▸ Record extracts:
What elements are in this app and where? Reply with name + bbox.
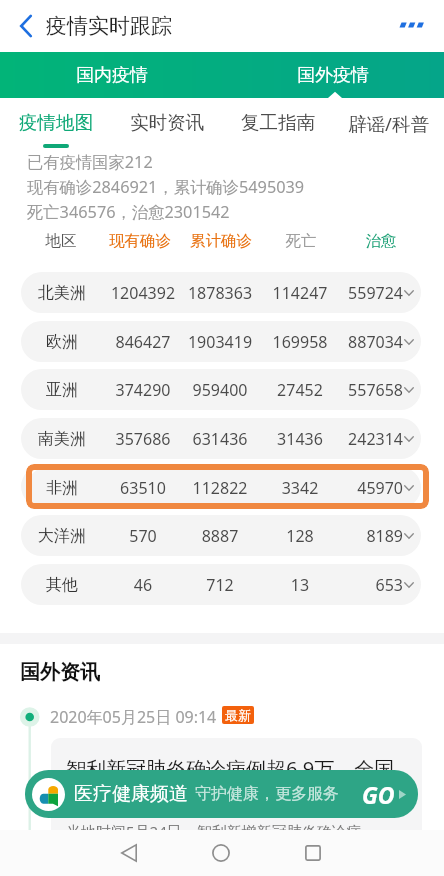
staticText: 地区	[1, 231, 121, 251]
button[interactable]	[0, 52, 222, 98]
staticText: 1204392	[83, 282, 203, 304]
button[interactable]: 北美洲	[21, 272, 421, 313]
staticText: 3342	[240, 477, 360, 499]
staticText: 63510	[83, 477, 203, 499]
button[interactable]: 大洋洲	[21, 515, 421, 556]
button[interactable]: 复工指南	[222, 98, 333, 150]
button[interactable]: 亚洲	[21, 369, 421, 410]
staticText: 治愈	[321, 231, 441, 251]
staticText: 欧洲	[21, 332, 122, 352]
staticText: 智利新冠肺炎确诊病例超6.9万，全国 进入紧急状态	[66, 755, 395, 812]
button[interactable]	[222, 52, 444, 98]
button[interactable]: 智利新冠肺炎确诊病例超6.9万，全国 进入紧急状态	[51, 738, 422, 876]
button[interactable]: More options	[396, 0, 444, 52]
staticText: 2020年05月25日 09:14	[50, 706, 217, 728]
staticText: 疫情地图	[19, 111, 93, 134]
staticText: 非洲	[26, 478, 122, 498]
staticText: 累计确诊	[161, 231, 281, 251]
staticText: 疫情实时跟踪	[46, 13, 172, 39]
staticText: 国内疫情	[76, 64, 148, 87]
staticText: 亚洲	[21, 380, 122, 400]
staticText: 557658	[283, 379, 403, 401]
staticText: 国外疫情	[297, 64, 369, 87]
staticText: 13	[240, 574, 360, 596]
staticText: 已有疫情国家212	[27, 151, 153, 173]
staticText: 其他	[21, 575, 122, 595]
staticText: 653	[283, 574, 403, 596]
button[interactable]: Back	[105, 830, 153, 876]
staticText: 846427	[83, 331, 203, 353]
staticText: 114247	[240, 282, 360, 304]
staticText: 南美洲	[21, 429, 122, 449]
staticText: 45970	[283, 477, 403, 499]
staticText: 北美洲	[21, 283, 122, 303]
staticText: 1878363	[160, 282, 280, 304]
staticText: GO	[362, 779, 395, 810]
button[interactable]: 南美洲	[21, 418, 421, 459]
staticText: 712	[160, 574, 280, 596]
button[interactable]: 实时资讯	[111, 98, 222, 150]
staticText: 8887	[160, 525, 280, 547]
button[interactable]: Home	[197, 830, 245, 876]
staticText: 169958	[240, 331, 360, 353]
staticText: 374290	[83, 379, 203, 401]
button[interactable]: Recent apps	[289, 830, 337, 876]
staticText: 辟谣/科普	[348, 111, 429, 136]
button[interactable]: 非洲	[26, 464, 429, 509]
button[interactable]: 辟谣/科普	[333, 98, 444, 150]
staticText: 570	[83, 525, 203, 547]
staticText: 实时资讯	[130, 111, 204, 134]
staticText: 1903419	[160, 331, 280, 353]
button[interactable]: Back	[4, 0, 48, 52]
staticText: 8189	[283, 525, 403, 547]
button[interactable]	[21, 466, 421, 507]
staticText: 守护健康，更多服务	[195, 784, 339, 804]
staticText: 46	[83, 574, 203, 596]
staticText: 复工指南	[241, 111, 315, 134]
staticText: 大洋洲	[21, 526, 122, 546]
staticText: 死亡	[241, 231, 361, 251]
button[interactable]: 医疗健康频道	[25, 770, 418, 818]
staticText: 当地时间5月24日，智利新增新冠肺炎确诊病	[66, 821, 362, 841]
staticText: 887034	[283, 331, 403, 353]
staticText: 959400	[160, 379, 280, 401]
staticText: 631436	[160, 428, 280, 450]
staticText: 357686	[83, 428, 203, 450]
staticText: 死亡346576，治愈2301542	[27, 201, 230, 223]
button[interactable]: 欧洲	[21, 321, 421, 362]
staticText: 128	[240, 525, 360, 547]
button[interactable]: 其他	[21, 564, 421, 605]
button[interactable]: 疫情地图	[0, 98, 111, 150]
staticText: 27452	[240, 379, 360, 401]
staticText: 112822	[160, 477, 280, 499]
staticText: 31436	[240, 428, 360, 450]
staticText: 242314	[283, 428, 403, 450]
staticText: 现有确诊	[80, 231, 200, 251]
staticText: 国外资讯	[20, 660, 100, 685]
staticText: 医疗健康频道	[74, 782, 188, 806]
staticText: 最新	[225, 707, 251, 723]
staticText: 现有确诊2846921，累计确诊5495039	[27, 176, 305, 198]
staticText: 559724	[283, 282, 403, 304]
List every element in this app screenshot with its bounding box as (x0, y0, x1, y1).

▸ Task to complete: Quote every line of the records above verbatim, leaving out the pictures.

▸ Solved exercise:
What elements are in this app and where? Reply with name + bbox.
staticText: 地区	[1, 231, 121, 251]
button[interactable]	[0, 52, 222, 98]
staticText: 1204392	[83, 282, 203, 304]
button[interactable]: 北美洲	[21, 272, 421, 313]
staticText: 3342	[240, 477, 360, 499]
staticText: 63510	[83, 477, 203, 499]
button[interactable]: 大洋洲	[21, 515, 421, 556]
button[interactable]: 复工指南	[222, 98, 333, 150]
button[interactable]: 亚洲	[21, 369, 421, 410]
staticText: 治愈	[321, 231, 441, 251]
staticText: 欧洲	[21, 332, 122, 352]
staticText: 智利新冠肺炎确诊病例超6.9万，全国 进入紧急状态	[66, 755, 395, 812]
button[interactable]	[222, 52, 444, 98]
button[interactable]: 智利新冠肺炎确诊病例超6.9万，全国 进入紧急状态	[51, 738, 422, 876]
button[interactable]: More options	[396, 0, 444, 52]
staticText: 2020年05月25日 09:14	[50, 706, 217, 728]
staticText: 疫情地图	[19, 111, 93, 134]
staticText: 非洲	[26, 478, 122, 498]
staticText: 累计确诊	[161, 231, 281, 251]
staticText: 疫情实时跟踪	[46, 13, 172, 39]
staticText: 国内疫情	[76, 64, 148, 87]
staticText: 亚洲	[21, 380, 122, 400]
staticText: 557658	[283, 379, 403, 401]
staticText: 国外疫情	[297, 64, 369, 87]
staticText: 13	[240, 574, 360, 596]
staticText: 已有疫情国家212	[27, 151, 153, 173]
staticText: 其他	[21, 575, 122, 595]
staticText: 653	[283, 574, 403, 596]
button[interactable]: Back	[105, 830, 153, 876]
staticText: 846427	[83, 331, 203, 353]
staticText: 114247	[240, 282, 360, 304]
staticText: 南美洲	[21, 429, 122, 449]
staticText: 45970	[283, 477, 403, 499]
staticText: 北美洲	[21, 283, 122, 303]
staticText: 1878363	[160, 282, 280, 304]
staticText: GO	[362, 779, 395, 810]
button[interactable]: 南美洲	[21, 418, 421, 459]
staticText: 712	[160, 574, 280, 596]
button[interactable]: 实时资讯	[111, 98, 222, 150]
staticText: 8887	[160, 525, 280, 547]
button[interactable]: Home	[197, 830, 245, 876]
staticText: 169958	[240, 331, 360, 353]
staticText: 374290	[83, 379, 203, 401]
button[interactable]: Recent apps	[289, 830, 337, 876]
staticText: 辟谣/科普	[348, 111, 429, 136]
button[interactable]: 非洲	[26, 464, 429, 509]
button[interactable]: 辟谣/科普	[333, 98, 444, 150]
staticText: 570	[83, 525, 203, 547]
staticText: 实时资讯	[130, 111, 204, 134]
staticText: 1903419	[160, 331, 280, 353]
button[interactable]: Back	[4, 0, 48, 52]
staticText: 8189	[283, 525, 403, 547]
button[interactable]	[21, 466, 421, 507]
staticText: 守护健康，更多服务	[195, 784, 339, 804]
staticText: 46	[83, 574, 203, 596]
staticText: 复工指南	[241, 111, 315, 134]
staticText: 大洋洲	[21, 526, 122, 546]
staticText: 死亡	[241, 231, 361, 251]
button[interactable]: 医疗健康频道	[25, 770, 418, 818]
staticText: 当地时间5月24日，智利新增新冠肺炎确诊病	[66, 821, 362, 841]
staticText: 887034	[283, 331, 403, 353]
staticText: 959400	[160, 379, 280, 401]
staticText: 631436	[160, 428, 280, 450]
staticText: 357686	[83, 428, 203, 450]
staticText: 死亡346576，治愈2301542	[27, 201, 230, 223]
button[interactable]: 欧洲	[21, 321, 421, 362]
staticText: 128	[240, 525, 360, 547]
button[interactable]: 其他	[21, 564, 421, 605]
button[interactable]: 疫情地图	[0, 98, 111, 150]
staticText: 27452	[240, 379, 360, 401]
staticText: 112822	[160, 477, 280, 499]
staticText: 31436	[240, 428, 360, 450]
staticText: 242314	[283, 428, 403, 450]
staticText: 现有确诊	[80, 231, 200, 251]
staticText: 国外资讯	[20, 660, 100, 685]
staticText: 医疗健康频道	[74, 782, 188, 806]
staticText: 最新	[225, 707, 251, 723]
staticText: 现有确诊2846921，累计确诊5495039	[27, 176, 305, 198]
staticText: 559724	[283, 282, 403, 304]
List every element in this app screenshot with its bounding box as (x0, y0, x1, y1).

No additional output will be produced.